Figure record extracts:

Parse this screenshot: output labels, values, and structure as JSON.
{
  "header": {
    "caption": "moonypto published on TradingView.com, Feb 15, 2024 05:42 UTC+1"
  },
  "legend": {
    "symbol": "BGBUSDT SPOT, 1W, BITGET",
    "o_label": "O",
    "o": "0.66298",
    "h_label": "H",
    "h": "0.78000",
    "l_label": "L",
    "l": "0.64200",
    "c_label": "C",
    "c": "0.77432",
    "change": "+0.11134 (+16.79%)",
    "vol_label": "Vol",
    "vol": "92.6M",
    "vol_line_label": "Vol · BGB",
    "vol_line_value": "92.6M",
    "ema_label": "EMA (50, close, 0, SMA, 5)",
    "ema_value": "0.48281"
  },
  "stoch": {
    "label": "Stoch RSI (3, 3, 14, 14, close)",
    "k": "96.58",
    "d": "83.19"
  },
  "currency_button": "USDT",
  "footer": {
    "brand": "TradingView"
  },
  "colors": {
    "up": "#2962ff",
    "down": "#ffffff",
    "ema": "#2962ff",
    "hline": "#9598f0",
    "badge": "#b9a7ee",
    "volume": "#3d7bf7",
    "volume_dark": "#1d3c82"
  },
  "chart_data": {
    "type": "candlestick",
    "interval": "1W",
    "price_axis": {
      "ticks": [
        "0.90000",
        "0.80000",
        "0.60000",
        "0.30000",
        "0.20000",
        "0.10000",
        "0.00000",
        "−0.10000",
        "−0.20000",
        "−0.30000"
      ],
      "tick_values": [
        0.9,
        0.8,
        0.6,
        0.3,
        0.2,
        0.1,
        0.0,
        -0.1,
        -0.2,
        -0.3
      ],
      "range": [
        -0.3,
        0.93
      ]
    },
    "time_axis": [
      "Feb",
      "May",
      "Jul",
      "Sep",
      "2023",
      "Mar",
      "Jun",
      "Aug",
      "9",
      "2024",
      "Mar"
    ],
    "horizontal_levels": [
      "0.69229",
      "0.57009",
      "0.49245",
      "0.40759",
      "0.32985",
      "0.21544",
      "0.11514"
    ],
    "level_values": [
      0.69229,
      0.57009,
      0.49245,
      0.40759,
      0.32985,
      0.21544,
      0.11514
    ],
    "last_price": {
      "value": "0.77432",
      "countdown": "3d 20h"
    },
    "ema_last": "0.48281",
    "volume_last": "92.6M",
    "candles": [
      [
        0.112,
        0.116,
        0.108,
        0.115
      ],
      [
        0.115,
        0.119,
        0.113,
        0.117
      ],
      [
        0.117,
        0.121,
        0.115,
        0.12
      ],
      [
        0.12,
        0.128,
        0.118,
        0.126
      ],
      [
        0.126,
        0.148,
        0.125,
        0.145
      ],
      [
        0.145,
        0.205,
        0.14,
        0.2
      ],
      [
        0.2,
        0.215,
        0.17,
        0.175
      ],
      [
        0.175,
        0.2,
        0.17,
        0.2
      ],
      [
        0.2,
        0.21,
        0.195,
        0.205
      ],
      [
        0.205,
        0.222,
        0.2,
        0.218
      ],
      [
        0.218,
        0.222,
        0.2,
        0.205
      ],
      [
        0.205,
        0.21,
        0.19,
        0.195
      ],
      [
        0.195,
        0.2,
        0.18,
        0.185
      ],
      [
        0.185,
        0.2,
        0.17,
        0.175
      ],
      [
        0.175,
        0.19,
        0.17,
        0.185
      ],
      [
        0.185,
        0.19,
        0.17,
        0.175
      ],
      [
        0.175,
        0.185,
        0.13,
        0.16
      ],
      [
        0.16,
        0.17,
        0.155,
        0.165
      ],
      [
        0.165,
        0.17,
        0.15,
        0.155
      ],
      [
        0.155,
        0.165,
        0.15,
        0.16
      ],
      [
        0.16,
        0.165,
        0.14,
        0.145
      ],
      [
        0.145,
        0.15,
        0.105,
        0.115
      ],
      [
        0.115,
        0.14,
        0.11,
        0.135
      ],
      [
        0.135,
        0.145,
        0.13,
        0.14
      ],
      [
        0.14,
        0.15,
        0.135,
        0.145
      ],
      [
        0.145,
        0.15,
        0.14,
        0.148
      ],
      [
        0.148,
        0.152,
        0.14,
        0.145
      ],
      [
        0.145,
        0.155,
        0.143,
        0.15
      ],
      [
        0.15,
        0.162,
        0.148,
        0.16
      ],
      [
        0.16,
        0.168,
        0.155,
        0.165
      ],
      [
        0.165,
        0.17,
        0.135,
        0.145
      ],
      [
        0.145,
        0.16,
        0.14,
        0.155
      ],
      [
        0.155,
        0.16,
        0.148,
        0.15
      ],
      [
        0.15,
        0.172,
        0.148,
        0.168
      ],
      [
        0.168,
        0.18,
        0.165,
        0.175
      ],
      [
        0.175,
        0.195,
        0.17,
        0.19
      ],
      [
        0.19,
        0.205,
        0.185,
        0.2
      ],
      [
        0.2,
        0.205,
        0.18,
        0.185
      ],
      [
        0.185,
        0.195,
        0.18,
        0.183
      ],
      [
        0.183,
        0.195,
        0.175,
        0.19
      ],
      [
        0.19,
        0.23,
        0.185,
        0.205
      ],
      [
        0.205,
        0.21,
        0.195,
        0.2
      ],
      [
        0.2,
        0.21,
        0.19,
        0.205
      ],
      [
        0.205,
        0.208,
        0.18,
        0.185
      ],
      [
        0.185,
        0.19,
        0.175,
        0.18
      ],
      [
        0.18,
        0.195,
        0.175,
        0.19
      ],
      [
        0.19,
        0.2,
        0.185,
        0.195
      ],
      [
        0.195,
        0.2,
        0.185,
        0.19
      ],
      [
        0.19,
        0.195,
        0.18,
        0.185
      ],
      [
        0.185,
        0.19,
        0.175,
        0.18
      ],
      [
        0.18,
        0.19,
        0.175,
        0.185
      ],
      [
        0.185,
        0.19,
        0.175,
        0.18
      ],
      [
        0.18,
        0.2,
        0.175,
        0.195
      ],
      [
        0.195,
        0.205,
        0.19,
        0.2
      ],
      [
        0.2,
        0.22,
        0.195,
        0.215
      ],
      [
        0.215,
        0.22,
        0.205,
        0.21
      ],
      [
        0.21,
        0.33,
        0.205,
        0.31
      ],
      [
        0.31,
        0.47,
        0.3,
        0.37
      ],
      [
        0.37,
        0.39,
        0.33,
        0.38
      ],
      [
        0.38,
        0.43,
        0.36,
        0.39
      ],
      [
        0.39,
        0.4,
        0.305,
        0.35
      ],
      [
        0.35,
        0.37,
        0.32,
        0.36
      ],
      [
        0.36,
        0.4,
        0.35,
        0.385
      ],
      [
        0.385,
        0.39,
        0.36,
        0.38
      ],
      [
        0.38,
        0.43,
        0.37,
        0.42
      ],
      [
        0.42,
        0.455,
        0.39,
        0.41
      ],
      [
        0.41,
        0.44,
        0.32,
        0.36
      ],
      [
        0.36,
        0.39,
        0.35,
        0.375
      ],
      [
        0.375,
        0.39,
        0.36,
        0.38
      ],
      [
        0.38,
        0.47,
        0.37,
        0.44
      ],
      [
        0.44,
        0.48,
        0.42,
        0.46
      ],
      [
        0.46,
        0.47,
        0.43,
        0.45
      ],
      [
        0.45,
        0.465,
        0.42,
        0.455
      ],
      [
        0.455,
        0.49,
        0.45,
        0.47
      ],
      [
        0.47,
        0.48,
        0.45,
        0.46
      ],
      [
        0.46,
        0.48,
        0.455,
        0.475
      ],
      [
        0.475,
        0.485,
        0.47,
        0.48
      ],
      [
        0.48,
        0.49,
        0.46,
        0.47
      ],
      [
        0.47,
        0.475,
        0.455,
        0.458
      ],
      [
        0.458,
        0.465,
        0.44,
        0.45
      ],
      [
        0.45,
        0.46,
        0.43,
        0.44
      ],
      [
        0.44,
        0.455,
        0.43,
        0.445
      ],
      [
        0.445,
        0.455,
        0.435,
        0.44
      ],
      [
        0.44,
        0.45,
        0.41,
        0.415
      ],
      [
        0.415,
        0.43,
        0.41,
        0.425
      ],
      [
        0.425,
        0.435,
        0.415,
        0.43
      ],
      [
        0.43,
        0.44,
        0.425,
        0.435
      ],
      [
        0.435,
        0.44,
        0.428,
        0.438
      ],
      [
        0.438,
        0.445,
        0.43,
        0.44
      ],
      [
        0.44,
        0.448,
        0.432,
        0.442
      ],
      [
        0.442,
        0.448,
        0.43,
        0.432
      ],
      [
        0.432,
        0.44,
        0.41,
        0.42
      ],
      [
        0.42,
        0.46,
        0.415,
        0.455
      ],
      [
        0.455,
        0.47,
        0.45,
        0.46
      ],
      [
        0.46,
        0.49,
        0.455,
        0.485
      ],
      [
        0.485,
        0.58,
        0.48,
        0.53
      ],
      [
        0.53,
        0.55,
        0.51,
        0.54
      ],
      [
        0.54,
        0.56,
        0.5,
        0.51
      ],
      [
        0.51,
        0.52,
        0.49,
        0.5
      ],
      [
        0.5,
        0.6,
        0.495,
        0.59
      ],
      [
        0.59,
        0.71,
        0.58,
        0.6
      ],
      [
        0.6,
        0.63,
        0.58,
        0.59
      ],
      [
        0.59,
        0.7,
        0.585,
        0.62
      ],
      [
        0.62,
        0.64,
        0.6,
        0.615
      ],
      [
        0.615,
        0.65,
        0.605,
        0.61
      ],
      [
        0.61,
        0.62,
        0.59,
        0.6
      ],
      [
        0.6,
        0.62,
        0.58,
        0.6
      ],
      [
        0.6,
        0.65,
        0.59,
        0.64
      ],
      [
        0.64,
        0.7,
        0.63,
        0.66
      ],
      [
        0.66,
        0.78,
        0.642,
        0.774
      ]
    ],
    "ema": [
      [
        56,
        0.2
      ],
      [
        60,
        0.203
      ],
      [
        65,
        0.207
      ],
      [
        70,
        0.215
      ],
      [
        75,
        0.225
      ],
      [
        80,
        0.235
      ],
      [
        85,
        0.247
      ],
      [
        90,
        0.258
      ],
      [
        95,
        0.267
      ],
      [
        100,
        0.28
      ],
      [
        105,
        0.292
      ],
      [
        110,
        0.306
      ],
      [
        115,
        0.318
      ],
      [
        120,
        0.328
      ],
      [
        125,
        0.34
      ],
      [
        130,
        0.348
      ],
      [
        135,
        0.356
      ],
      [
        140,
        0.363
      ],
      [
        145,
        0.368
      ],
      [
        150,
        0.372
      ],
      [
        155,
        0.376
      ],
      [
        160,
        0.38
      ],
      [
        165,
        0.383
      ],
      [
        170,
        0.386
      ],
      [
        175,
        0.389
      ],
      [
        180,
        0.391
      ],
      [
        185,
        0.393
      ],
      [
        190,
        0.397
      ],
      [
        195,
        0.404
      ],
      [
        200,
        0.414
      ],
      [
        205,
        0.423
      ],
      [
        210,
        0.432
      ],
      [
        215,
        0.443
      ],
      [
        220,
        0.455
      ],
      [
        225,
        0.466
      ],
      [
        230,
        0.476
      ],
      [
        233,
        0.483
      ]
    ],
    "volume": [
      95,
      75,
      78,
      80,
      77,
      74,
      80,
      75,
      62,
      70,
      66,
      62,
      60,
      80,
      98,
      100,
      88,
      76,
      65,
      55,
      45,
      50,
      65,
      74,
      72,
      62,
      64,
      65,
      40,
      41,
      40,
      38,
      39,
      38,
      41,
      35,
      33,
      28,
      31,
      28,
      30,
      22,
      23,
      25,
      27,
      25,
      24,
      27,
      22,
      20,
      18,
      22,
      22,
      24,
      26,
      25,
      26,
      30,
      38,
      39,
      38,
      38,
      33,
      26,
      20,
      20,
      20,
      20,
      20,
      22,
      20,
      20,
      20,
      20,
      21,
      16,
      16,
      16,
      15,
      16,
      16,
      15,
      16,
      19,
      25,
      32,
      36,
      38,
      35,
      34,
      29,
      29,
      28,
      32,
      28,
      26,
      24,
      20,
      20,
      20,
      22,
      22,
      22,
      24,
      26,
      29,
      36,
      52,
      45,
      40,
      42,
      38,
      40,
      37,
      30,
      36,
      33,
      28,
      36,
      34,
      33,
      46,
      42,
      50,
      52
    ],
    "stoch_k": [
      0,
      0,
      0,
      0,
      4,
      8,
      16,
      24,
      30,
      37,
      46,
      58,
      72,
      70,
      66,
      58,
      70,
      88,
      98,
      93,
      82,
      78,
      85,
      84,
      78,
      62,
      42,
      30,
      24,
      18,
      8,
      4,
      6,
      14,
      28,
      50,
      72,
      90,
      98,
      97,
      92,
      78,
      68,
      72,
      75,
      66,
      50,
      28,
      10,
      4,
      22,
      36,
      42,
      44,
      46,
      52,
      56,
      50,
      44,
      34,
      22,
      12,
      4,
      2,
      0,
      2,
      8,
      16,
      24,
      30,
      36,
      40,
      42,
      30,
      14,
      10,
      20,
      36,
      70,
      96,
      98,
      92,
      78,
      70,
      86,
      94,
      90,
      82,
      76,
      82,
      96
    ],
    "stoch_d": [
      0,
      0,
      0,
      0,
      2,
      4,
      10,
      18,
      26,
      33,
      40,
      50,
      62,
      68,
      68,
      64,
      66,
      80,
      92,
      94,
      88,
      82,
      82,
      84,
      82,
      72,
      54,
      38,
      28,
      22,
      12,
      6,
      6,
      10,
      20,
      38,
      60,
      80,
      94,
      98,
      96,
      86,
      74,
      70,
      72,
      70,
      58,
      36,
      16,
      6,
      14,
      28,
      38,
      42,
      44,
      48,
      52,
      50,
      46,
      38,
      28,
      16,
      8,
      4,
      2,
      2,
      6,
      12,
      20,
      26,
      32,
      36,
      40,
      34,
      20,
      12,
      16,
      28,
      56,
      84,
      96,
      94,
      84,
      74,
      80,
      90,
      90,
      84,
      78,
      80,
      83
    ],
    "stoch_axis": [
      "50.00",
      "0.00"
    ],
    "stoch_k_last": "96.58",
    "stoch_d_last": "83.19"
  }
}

* * *

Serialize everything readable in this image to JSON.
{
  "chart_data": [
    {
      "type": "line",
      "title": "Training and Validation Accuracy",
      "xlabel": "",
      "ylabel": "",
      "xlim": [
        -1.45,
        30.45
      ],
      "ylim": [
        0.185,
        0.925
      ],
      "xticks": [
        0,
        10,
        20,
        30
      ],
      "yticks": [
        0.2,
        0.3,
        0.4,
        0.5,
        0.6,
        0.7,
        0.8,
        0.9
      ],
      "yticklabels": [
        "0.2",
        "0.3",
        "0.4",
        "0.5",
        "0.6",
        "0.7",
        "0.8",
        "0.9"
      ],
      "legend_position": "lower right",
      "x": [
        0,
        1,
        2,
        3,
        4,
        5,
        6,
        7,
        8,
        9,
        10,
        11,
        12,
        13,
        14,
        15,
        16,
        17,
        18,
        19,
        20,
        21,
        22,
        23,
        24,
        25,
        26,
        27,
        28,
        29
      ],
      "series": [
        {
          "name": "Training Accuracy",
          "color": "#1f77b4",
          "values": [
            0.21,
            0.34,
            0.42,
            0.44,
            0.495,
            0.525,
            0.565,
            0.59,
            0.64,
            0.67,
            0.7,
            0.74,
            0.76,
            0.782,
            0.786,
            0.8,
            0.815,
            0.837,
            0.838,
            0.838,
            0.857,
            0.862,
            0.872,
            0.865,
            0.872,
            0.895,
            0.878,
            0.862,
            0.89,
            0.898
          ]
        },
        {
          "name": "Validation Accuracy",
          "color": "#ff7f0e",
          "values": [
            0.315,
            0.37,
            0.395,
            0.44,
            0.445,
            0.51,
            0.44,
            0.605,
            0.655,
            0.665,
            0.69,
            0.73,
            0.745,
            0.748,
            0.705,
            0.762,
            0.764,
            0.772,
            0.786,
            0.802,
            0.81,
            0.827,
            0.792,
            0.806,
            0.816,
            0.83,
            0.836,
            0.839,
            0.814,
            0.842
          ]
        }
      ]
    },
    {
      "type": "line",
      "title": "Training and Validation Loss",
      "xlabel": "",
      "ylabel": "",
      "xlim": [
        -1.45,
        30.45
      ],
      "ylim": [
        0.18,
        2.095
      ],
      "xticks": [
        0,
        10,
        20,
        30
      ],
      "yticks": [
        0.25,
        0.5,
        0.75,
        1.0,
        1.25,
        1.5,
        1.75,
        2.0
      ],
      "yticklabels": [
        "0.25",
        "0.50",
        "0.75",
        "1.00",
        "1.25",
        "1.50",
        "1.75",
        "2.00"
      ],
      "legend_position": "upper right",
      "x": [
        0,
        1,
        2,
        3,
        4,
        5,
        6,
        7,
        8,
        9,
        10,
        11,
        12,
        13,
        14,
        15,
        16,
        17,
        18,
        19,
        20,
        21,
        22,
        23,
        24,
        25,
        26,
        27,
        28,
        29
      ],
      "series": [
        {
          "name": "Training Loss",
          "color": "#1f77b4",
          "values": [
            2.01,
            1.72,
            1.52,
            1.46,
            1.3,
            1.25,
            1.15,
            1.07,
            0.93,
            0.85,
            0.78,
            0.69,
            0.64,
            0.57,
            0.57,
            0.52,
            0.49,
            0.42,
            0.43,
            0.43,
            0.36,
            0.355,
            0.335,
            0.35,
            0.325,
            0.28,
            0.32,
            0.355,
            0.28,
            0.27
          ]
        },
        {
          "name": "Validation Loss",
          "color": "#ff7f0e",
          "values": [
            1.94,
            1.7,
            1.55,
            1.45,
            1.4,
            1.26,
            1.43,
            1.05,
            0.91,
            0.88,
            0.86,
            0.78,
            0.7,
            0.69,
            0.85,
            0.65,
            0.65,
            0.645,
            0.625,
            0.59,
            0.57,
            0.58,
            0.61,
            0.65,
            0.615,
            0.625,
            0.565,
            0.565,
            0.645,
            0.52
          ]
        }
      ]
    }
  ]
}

EXERCISE GOAL:
Give only the count of lines in which the string "title" appears.

ANSWER TO THE EXERCISE:
2